== Records for this exercise ==

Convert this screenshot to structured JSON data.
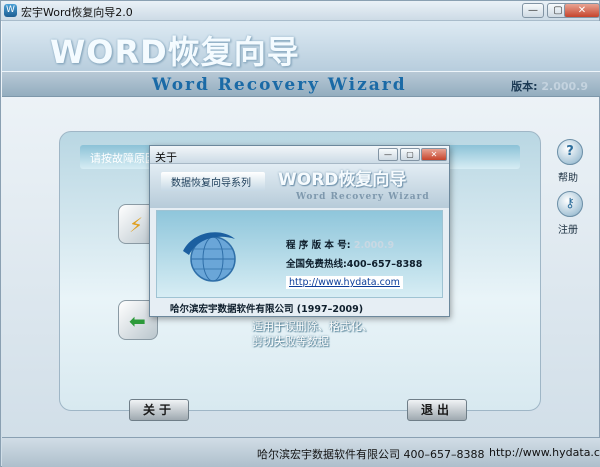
{
  "window": {
    "title": "宏宇Word恢复向导2.0",
    "app_icon_glyph": "W",
    "min_icon": "—",
    "max_icon": "▢",
    "close_icon": "✕"
  },
  "header": {
    "big_title": "WORD恢复向导",
    "subtitle": "Word Recovery Wizard",
    "version_label": "版本:",
    "version_value": "2.000.9"
  },
  "panel": {
    "prompt": "请按故障原因",
    "desc_line1": "适用于误删除、格式化、",
    "desc_line2": "剪切失败等数据"
  },
  "side": {
    "help_label": "帮助",
    "register_label": "注册",
    "help_glyph": "?",
    "register_glyph": "⚷"
  },
  "buttons": {
    "about": "关于",
    "exit": "退出"
  },
  "footer": {
    "company_phone": "哈尔滨宏宇数据软件有限公司  400–657–8388",
    "url": "http://www.hydata.com"
  },
  "about_dialog": {
    "title": "关于",
    "series": "数据恢复向导系列",
    "big_title": "WORD恢复向导",
    "subtitle": "Word Recovery Wizard",
    "version_label": "程 序 版 本 号:",
    "version_value": "2.000.9",
    "hotline": "全国免费热线:400–657–8388",
    "link": "http://www.hydata.com",
    "copyright": "哈尔滨宏宇数据软件有限公司 (1997–2009)"
  },
  "colors": {
    "accent": "#1a6aa6",
    "dialog_body": "#8fc6db"
  }
}
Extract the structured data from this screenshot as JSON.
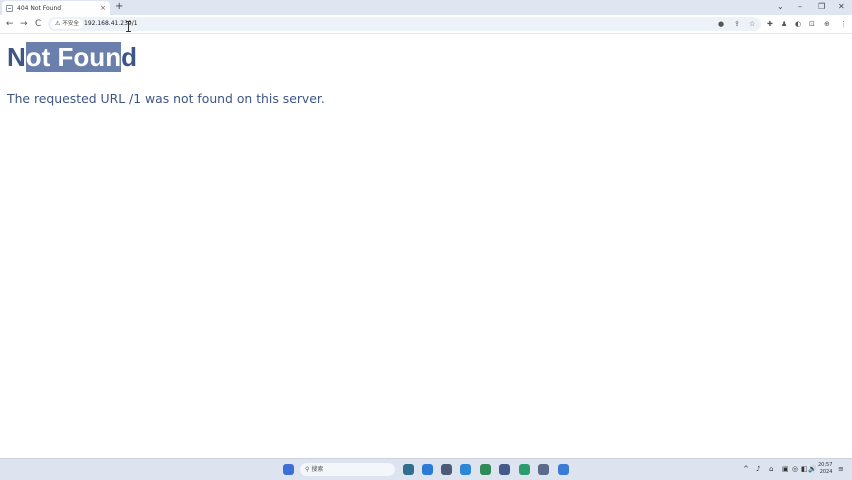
{
  "browser": {
    "tab": {
      "title": "404 Not Found",
      "close_glyph": "×"
    },
    "new_tab_glyph": "+",
    "window_controls": {
      "dropdown": "⌄",
      "minimize": "–",
      "restore": "❐",
      "close": "✕"
    },
    "nav": {
      "back": "←",
      "forward": "→",
      "reload": "C"
    },
    "security_label": "不安全",
    "security_glyph": "⚠",
    "url": "192.168.41.239/1",
    "toolbar_icons": [
      "●",
      "⇪",
      "☆",
      "✚",
      "♟",
      "◐",
      "⊡",
      "⊕",
      "⋮"
    ]
  },
  "page": {
    "heading_unselected_start": "N",
    "heading_selected": "ot Foun",
    "heading_unselected_end": "d",
    "message": "The requested URL /1 was not found on this server."
  },
  "taskbar": {
    "search_label": "搜索",
    "search_glyph": "⚲",
    "tray_icons": [
      "^",
      "♪",
      "⌂",
      "▣",
      "◎",
      "◧",
      "🔊",
      "≡"
    ],
    "clock_time": "20:57",
    "clock_date": "2024",
    "colors": {
      "start": "#3d6fd6",
      "apps": [
        "#2f6e8e",
        "#2b7bd4",
        "#4b5b78",
        "#2d86d6",
        "#2e8b57",
        "#455a8c",
        "#2a9d6e",
        "#5a6a8a",
        "#3a7bd5"
      ]
    }
  }
}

===

### Requirement:
Check each line of the records for the string "hydata" and state how many lines contain it. Give only the number.

### Reply:
2